## [Exercise details]
Each entry should be quoted word for word, including every mark of punctuation.

━━ Information given ━━

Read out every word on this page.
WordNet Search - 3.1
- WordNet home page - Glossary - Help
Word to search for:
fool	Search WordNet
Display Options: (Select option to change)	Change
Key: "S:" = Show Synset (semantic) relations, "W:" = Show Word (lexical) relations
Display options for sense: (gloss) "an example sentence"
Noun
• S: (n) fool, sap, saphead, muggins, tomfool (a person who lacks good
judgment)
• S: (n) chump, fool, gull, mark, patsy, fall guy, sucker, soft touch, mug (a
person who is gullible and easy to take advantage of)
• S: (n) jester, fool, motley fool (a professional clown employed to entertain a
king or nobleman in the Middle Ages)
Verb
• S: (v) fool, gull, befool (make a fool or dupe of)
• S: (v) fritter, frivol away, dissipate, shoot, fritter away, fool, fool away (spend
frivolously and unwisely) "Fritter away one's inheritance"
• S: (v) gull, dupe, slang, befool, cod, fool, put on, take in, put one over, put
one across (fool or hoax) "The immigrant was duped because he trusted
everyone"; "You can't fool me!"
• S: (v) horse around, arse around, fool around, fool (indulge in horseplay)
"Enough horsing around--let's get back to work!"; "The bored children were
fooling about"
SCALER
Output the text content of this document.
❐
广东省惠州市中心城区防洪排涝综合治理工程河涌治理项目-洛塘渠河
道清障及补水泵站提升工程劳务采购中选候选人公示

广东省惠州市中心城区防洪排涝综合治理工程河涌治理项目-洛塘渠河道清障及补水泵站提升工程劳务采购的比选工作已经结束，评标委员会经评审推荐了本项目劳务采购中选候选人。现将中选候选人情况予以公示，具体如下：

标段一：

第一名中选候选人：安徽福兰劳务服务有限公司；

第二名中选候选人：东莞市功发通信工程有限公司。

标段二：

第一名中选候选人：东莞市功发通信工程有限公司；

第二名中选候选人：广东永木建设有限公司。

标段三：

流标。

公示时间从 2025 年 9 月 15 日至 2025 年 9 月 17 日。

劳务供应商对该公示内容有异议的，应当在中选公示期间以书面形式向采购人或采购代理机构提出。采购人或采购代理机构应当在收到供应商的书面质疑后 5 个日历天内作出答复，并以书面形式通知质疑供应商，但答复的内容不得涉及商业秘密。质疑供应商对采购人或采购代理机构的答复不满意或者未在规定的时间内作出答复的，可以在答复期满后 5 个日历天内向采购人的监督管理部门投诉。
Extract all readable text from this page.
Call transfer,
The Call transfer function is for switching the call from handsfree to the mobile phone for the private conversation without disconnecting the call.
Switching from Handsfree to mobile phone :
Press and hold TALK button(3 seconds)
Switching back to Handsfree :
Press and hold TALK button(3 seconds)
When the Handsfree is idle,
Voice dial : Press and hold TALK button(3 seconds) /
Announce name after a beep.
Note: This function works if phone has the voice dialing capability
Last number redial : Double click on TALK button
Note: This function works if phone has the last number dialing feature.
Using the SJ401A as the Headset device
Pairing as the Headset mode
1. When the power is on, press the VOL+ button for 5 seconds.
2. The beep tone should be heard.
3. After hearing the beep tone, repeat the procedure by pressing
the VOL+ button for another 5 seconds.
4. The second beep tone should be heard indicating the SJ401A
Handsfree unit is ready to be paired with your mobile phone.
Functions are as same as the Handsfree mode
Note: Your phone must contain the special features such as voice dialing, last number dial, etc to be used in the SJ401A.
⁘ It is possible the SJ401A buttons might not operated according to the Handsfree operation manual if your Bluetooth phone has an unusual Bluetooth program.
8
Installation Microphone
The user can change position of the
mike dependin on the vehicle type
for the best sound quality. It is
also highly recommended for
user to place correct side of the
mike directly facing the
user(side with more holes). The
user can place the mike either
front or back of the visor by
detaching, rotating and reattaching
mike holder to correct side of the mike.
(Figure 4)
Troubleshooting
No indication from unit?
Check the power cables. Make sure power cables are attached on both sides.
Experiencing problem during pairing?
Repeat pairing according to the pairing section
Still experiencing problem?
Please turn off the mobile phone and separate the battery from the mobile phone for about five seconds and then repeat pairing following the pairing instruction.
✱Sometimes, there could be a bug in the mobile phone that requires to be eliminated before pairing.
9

━━━

## [Solution for this task]
Read out every word on this page.
WordNet Search - 3.1
- WordNet home page - Glossary - Help
Word to search for:
fool	Search WordNet
Display Options: (Select option to change)	Change
Key: "S:" = Show Synset (semantic) relations, "W:" = Show Word (lexical) relations
Display options for sense: (gloss) "an example sentence"
Noun
• S: (n) fool, sap, saphead, muggins, tomfool (a person who lacks good
judgment)
• S: (n) chump, fool, gull, mark, patsy, fall guy, sucker, soft touch, mug (a
person who is gullible and easy to take advantage of)
• S: (n) jester, fool, motley fool (a professional clown employed to entertain a
king or nobleman in the Middle Ages)
Verb
• S: (v) fool, gull, befool (make a fool or dupe of)
• S: (v) fritter, frivol away, dissipate, shoot, fritter away, fool, fool away (spend
frivolously and unwisely) "Fritter away one's inheritance"
• S: (v) gull, dupe, slang, befool, cod, fool, put on, take in, put one over, put
one across (fool or hoax) "The immigrant was duped because he trusted
everyone"; "You can't fool me!"
• S: (v) horse around, arse around, fool around, fool (indulge in horseplay)
"Enough horsing around--let's get back to work!"; "The bored children were
fooling about"
SCALER
Output the text content of this document.
❐
广东省惠州市中心城区防洪排涝综合治理工程河涌治理项目-洛塘渠河
道清障及补水泵站提升工程劳务采购中选候选人公示

广东省惠州市中心城区防洪排涝综合治理工程河涌治理项目-洛塘渠河道清障及补水泵站提升工程劳务采购的比选工作已经结束，评标委员会经评审推荐了本项目劳务采购中选候选人。现将中选候选人情况予以公示，具体如下：

标段一：

第一名中选候选人：安徽福兰劳务服务有限公司；

第二名中选候选人：东莞市功发通信工程有限公司。

标段二：

第一名中选候选人：东莞市功发通信工程有限公司；

第二名中选候选人：广东永木建设有限公司。

标段三：

流标。

公示时间从 2025 年 9 月 15 日至 2025 年 9 月 17 日。

劳务供应商对该公示内容有异议的，应当在中选公示期间以书面形式向采购人或采购代理机构提出。采购人或采购代理机构应当在收到供应商的书面质疑后 5 个日历天内作出答复，并以书面形式通知质疑供应商，但答复的内容不得涉及商业秘密。质疑供应商对采购人或采购代理机构的答复不满意或者未在规定的时间内作出答复的，可以在答复期满后 5 个日历天内向采购人的监督管理部门投诉。
Extract all readable text from this page.
Call transfer,
The Call transfer function is for switching the call from handsfree to the mobile phone for the private conversation without disconnecting the call.
Switching from Handsfree to mobile phone :
Press and hold TALK button(3 seconds)
Switching back to Handsfree :
Press and hold TALK button(3 seconds)
When the Handsfree is idle,
Voice dial : Press and hold TALK button(3 seconds) /
Announce name after a beep.
Note: This function works if phone has the voice dialing capability
Last number redial : Double click on TALK button
Note: This function works if phone has the last number dialing feature.
Using the SJ401A as the Headset device
Pairing as the Headset mode
1. When the power is on, press the VOL+ button for 5 seconds.
2. The beep tone should be heard.
3. After hearing the beep tone, repeat the procedure by pressing
the VOL+ button for another 5 seconds.
4. The second beep tone should be heard indicating the SJ401A
Handsfree unit is ready to be paired with your mobile phone.
Functions are as same as the Handsfree mode
Note: Your phone must contain the special features such as voice dialing, last number dial, etc to be used in the SJ401A.
⁘ It is possible the SJ401A buttons might not operated according to the Handsfree operation manual if your Bluetooth phone has an unusual Bluetooth program.
8
Installation Microphone
The user can change position of the
mike dependin on the vehicle type
for the best sound quality. It is
also highly recommended for
user to place correct side of the
mike directly facing the
user(side with more holes). The
user can place the mike either
front or back of the visor by
detaching, rotating and reattaching
mike holder to correct side of the mike.
(Figure 4)
Troubleshooting
No indication from unit?
Check the power cables. Make sure power cables are attached on both sides.
Experiencing problem during pairing?
Repeat pairing according to the pairing section
Still experiencing problem?
Please turn off the mobile phone and separate the battery from the mobile phone for about five seconds and then repeat pairing following the pairing instruction.
✱Sometimes, there could be a bug in the mobile phone that requires to be eliminated before pairing.
9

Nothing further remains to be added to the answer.